▶ **Job**
Each line containing the word "JSON" needs to be copied.

— start of Data records —

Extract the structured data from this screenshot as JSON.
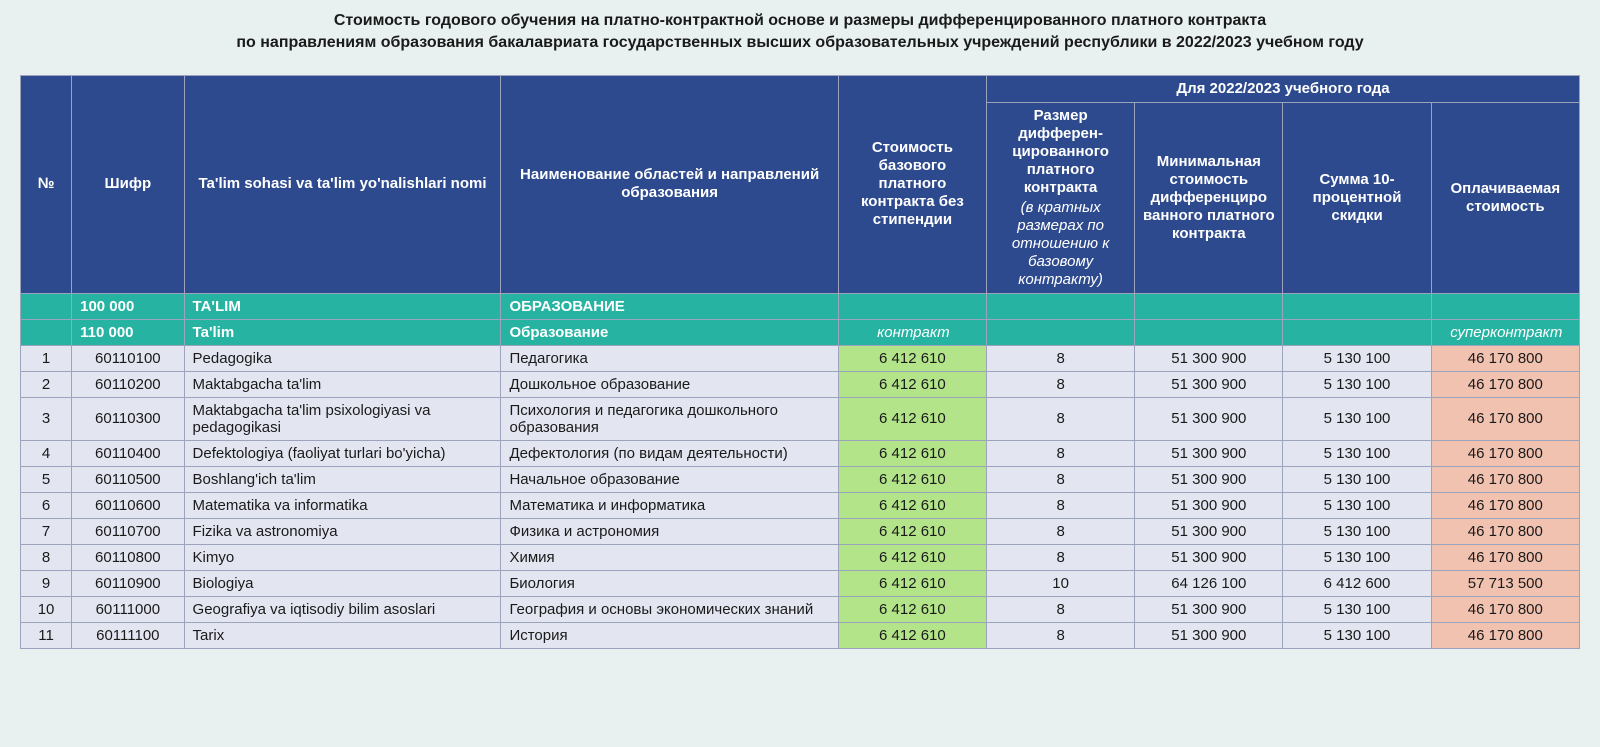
{
  "title_line1": "Стоимость годового обучения на платно-контрактной основе и размеры дифференцированного платного контракта",
  "title_line2": "по направлениям образования бакалавриата государственных высших образовательных учреждений республики в 2022/2023 учебном году",
  "header": {
    "num": "№",
    "cipher": "Шифр",
    "uz": "Ta'lim sohasi va ta'lim yo'nalishlari nomi",
    "ru": "Наименование областей и направлений образования",
    "base": "Стоимость базового платного контракта без стипендии",
    "group_year": "Для 2022/2023 учебного года",
    "mult_main": "Размер дифферен­цированного платного контракта",
    "mult_sub": "(в кратных размерах по отношению к базовому контракту)",
    "min": "Минимальная стоимость дифференциро ванного платного контракта",
    "disc": "Сумма 10-процентной скидки",
    "pay": "Оплачиваемая стоимость"
  },
  "section": {
    "cipher": "100 000",
    "uz": "TA'LIM",
    "ru": "ОБРАЗОВАНИЕ"
  },
  "subsection": {
    "cipher": "110 000",
    "uz": "Ta'lim",
    "ru": "Образование",
    "base_label": "контракт",
    "pay_label": "суперконтракт"
  },
  "rows": [
    {
      "num": "1",
      "cipher": "60110100",
      "uz": " Pedagogika",
      "ru": "Педагогика",
      "base": "6 412 610",
      "mult": "8",
      "min": "51 300 900",
      "disc": "5 130 100",
      "pay": "46 170 800"
    },
    {
      "num": "2",
      "cipher": "60110200",
      "uz": " Maktabgacha ta'lim",
      "ru": "Дошкольное образование",
      "base": "6 412 610",
      "mult": "8",
      "min": "51 300 900",
      "disc": "5 130 100",
      "pay": "46 170 800"
    },
    {
      "num": "3",
      "cipher": "60110300",
      "uz": " Maktabgacha ta'lim psixologiyasi va pedagogikasi",
      "ru": "Психология и педагогика дошкольного образования",
      "base": "6 412 610",
      "mult": "8",
      "min": "51 300 900",
      "disc": "5 130 100",
      "pay": "46 170 800"
    },
    {
      "num": "4",
      "cipher": "60110400",
      "uz": " Defektologiya (faoliyat turlari bo'yicha)",
      "ru": "Дефектология (по видам деятельности)",
      "base": "6 412 610",
      "mult": "8",
      "min": "51 300 900",
      "disc": "5 130 100",
      "pay": "46 170 800"
    },
    {
      "num": "5",
      "cipher": "60110500",
      "uz": " Boshlang'ich ta'lim",
      "ru": "Начальное образование",
      "base": "6 412 610",
      "mult": "8",
      "min": "51 300 900",
      "disc": "5 130 100",
      "pay": "46 170 800"
    },
    {
      "num": "6",
      "cipher": "60110600",
      "uz": " Matematika va informatika",
      "ru": "Математика и информатика",
      "base": "6 412 610",
      "mult": "8",
      "min": "51 300 900",
      "disc": "5 130 100",
      "pay": "46 170 800"
    },
    {
      "num": "7",
      "cipher": "60110700",
      "uz": " Fizika va astronomiya",
      "ru": "Физика и астрономия",
      "base": "6 412 610",
      "mult": "8",
      "min": "51 300 900",
      "disc": "5 130 100",
      "pay": "46 170 800"
    },
    {
      "num": "8",
      "cipher": "60110800",
      "uz": " Kimyo",
      "ru": "Химия",
      "base": "6 412 610",
      "mult": "8",
      "min": "51 300 900",
      "disc": "5 130 100",
      "pay": "46 170 800"
    },
    {
      "num": "9",
      "cipher": "60110900",
      "uz": " Biologiya",
      "ru": "Биология",
      "base": "6 412 610",
      "mult": "10",
      "min": "64 126 100",
      "disc": "6 412 600",
      "pay": "57 713 500"
    },
    {
      "num": "10",
      "cipher": "60111000",
      "uz": " Geografiya va iqtisodiy bilim asoslari",
      "ru": "География и основы экономических знаний",
      "base": "6 412 610",
      "mult": "8",
      "min": "51 300 900",
      "disc": "5 130 100",
      "pay": "46 170 800"
    },
    {
      "num": "11",
      "cipher": "60111100",
      "uz": " Tarix",
      "ru": "История",
      "base": "6 412 610",
      "mult": "8",
      "min": "51 300 900",
      "disc": "5 130 100",
      "pay": "46 170 800"
    }
  ]
}
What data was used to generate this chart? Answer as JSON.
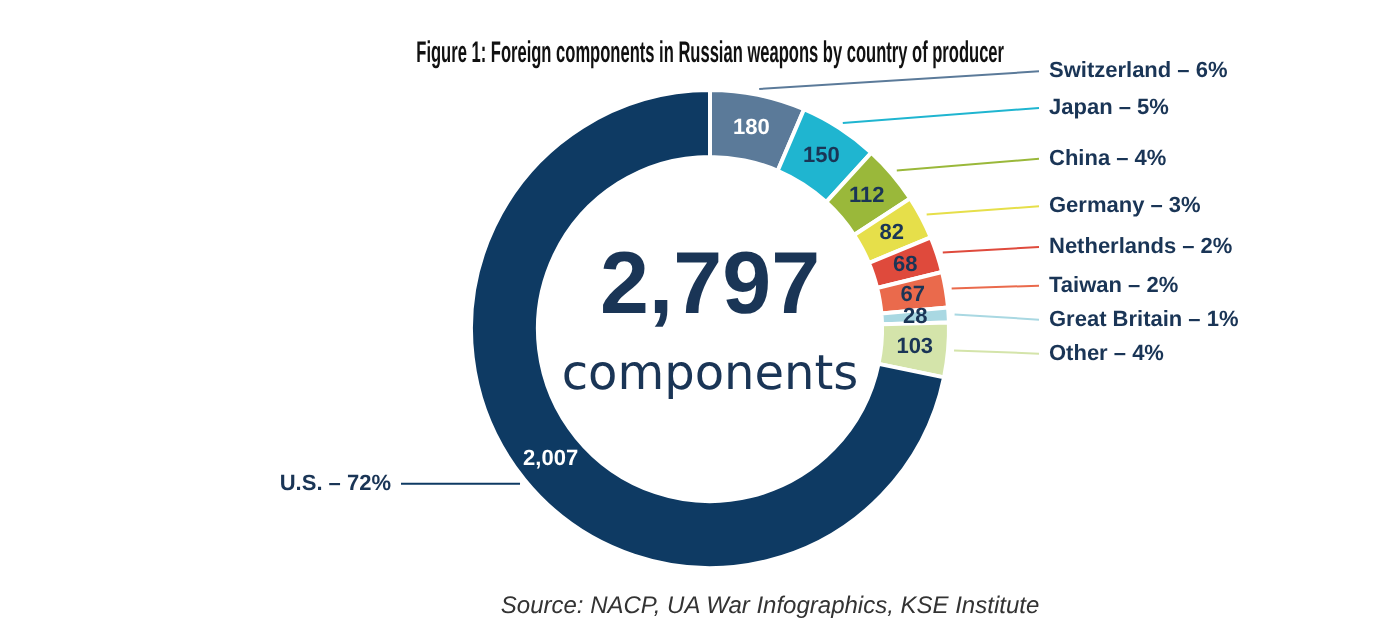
{
  "chart_data": {
    "type": "donut",
    "title": "Figure 1: Foreign components in Russian weapons by country of producer",
    "categories": [
      "Switzerland – 6%",
      "Japan – 5%",
      "China – 4%",
      "Germany – 3%",
      "Netherlands – 2%",
      "Taiwan – 2%",
      "Great Britain – 1%",
      "Other – 4%",
      "U.S. – 72%"
    ],
    "values": [
      180,
      150,
      112,
      82,
      68,
      67,
      28,
      103,
      2007
    ],
    "colors": [
      "#5b7a99",
      "#1fb5d0",
      "#9ab83a",
      "#e6df4a",
      "#df4a3c",
      "#ea6a4c",
      "#a9d8e2",
      "#d4e4aa",
      "#0e3a63"
    ],
    "value_labels": [
      "180",
      "150",
      "112",
      "82",
      "68",
      "67",
      "28",
      "103",
      "2,007"
    ],
    "legend": false,
    "annotations": [
      "2,797",
      "components",
      "Source: NACP, UA War Infographics, KSE Institute"
    ]
  }
}
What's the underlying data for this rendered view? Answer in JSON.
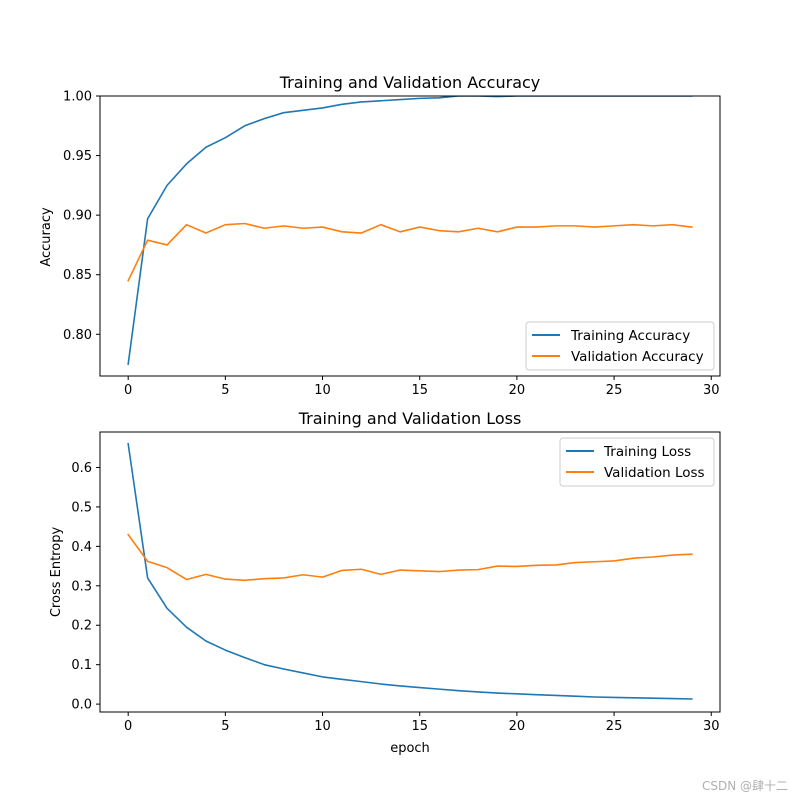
{
  "chart_data": [
    {
      "type": "line",
      "title": "Training and Validation Accuracy",
      "xlabel": "",
      "ylabel": "Accuracy",
      "xlim": [
        -1.45,
        30.45
      ],
      "ylim": [
        0.765,
        1.0
      ],
      "xticks": [
        0,
        5,
        10,
        15,
        20,
        25,
        30
      ],
      "yticks": [
        0.8,
        0.85,
        0.9,
        0.95,
        1.0
      ],
      "ytick_labels": [
        "0.80",
        "0.85",
        "0.90",
        "0.95",
        "1.00"
      ],
      "legend_loc": "lower-right",
      "x": [
        0,
        1,
        2,
        3,
        4,
        5,
        6,
        7,
        8,
        9,
        10,
        11,
        12,
        13,
        14,
        15,
        16,
        17,
        18,
        19,
        20,
        21,
        22,
        23,
        24,
        25,
        26,
        27,
        28,
        29
      ],
      "series": [
        {
          "name": "Training Accuracy",
          "color": "#1f77b4",
          "values": [
            0.775,
            0.897,
            0.925,
            0.943,
            0.957,
            0.965,
            0.975,
            0.981,
            0.986,
            0.988,
            0.99,
            0.993,
            0.995,
            0.996,
            0.997,
            0.998,
            0.9985,
            1.0,
            1.0,
            0.9995,
            1.0,
            1.0,
            1.0,
            1.0,
            1.0,
            1.0,
            1.0,
            1.0,
            1.0,
            1.0
          ]
        },
        {
          "name": "Validation Accuracy",
          "color": "#ff7f0e",
          "values": [
            0.845,
            0.879,
            0.875,
            0.892,
            0.885,
            0.892,
            0.893,
            0.889,
            0.891,
            0.889,
            0.89,
            0.886,
            0.885,
            0.892,
            0.886,
            0.89,
            0.887,
            0.886,
            0.889,
            0.886,
            0.89,
            0.89,
            0.891,
            0.891,
            0.89,
            0.891,
            0.892,
            0.891,
            0.892,
            0.89
          ]
        }
      ]
    },
    {
      "type": "line",
      "title": "Training and Validation Loss",
      "xlabel": "epoch",
      "ylabel": "Cross Entropy",
      "xlim": [
        -1.45,
        30.45
      ],
      "ylim": [
        -0.02,
        0.69
      ],
      "xticks": [
        0,
        5,
        10,
        15,
        20,
        25,
        30
      ],
      "yticks": [
        0.0,
        0.1,
        0.2,
        0.3,
        0.4,
        0.5,
        0.6
      ],
      "ytick_labels": [
        "0.0",
        "0.1",
        "0.2",
        "0.3",
        "0.4",
        "0.5",
        "0.6"
      ],
      "legend_loc": "upper-right",
      "x": [
        0,
        1,
        2,
        3,
        4,
        5,
        6,
        7,
        8,
        9,
        10,
        11,
        12,
        13,
        14,
        15,
        16,
        17,
        18,
        19,
        20,
        21,
        22,
        23,
        24,
        25,
        26,
        27,
        28,
        29
      ],
      "series": [
        {
          "name": "Training Loss",
          "color": "#1f77b4",
          "values": [
            0.66,
            0.32,
            0.243,
            0.195,
            0.16,
            0.137,
            0.118,
            0.1,
            0.089,
            0.079,
            0.069,
            0.063,
            0.057,
            0.051,
            0.046,
            0.042,
            0.038,
            0.034,
            0.031,
            0.028,
            0.026,
            0.024,
            0.022,
            0.02,
            0.018,
            0.017,
            0.016,
            0.015,
            0.014,
            0.013
          ]
        },
        {
          "name": "Validation Loss",
          "color": "#ff7f0e",
          "values": [
            0.43,
            0.362,
            0.346,
            0.316,
            0.329,
            0.317,
            0.314,
            0.318,
            0.32,
            0.328,
            0.322,
            0.339,
            0.342,
            0.329,
            0.34,
            0.338,
            0.336,
            0.34,
            0.341,
            0.35,
            0.349,
            0.352,
            0.353,
            0.359,
            0.361,
            0.363,
            0.37,
            0.373,
            0.378,
            0.38
          ]
        }
      ]
    }
  ],
  "watermark": "CSDN @肆十二"
}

— end of Data records —

▶ **Worked answer**
Extract the structured data from this screenshot as JSON.
What data was used to generate this chart? Answer as JSON.
What's the underlying data for this rendered view? Answer in JSON.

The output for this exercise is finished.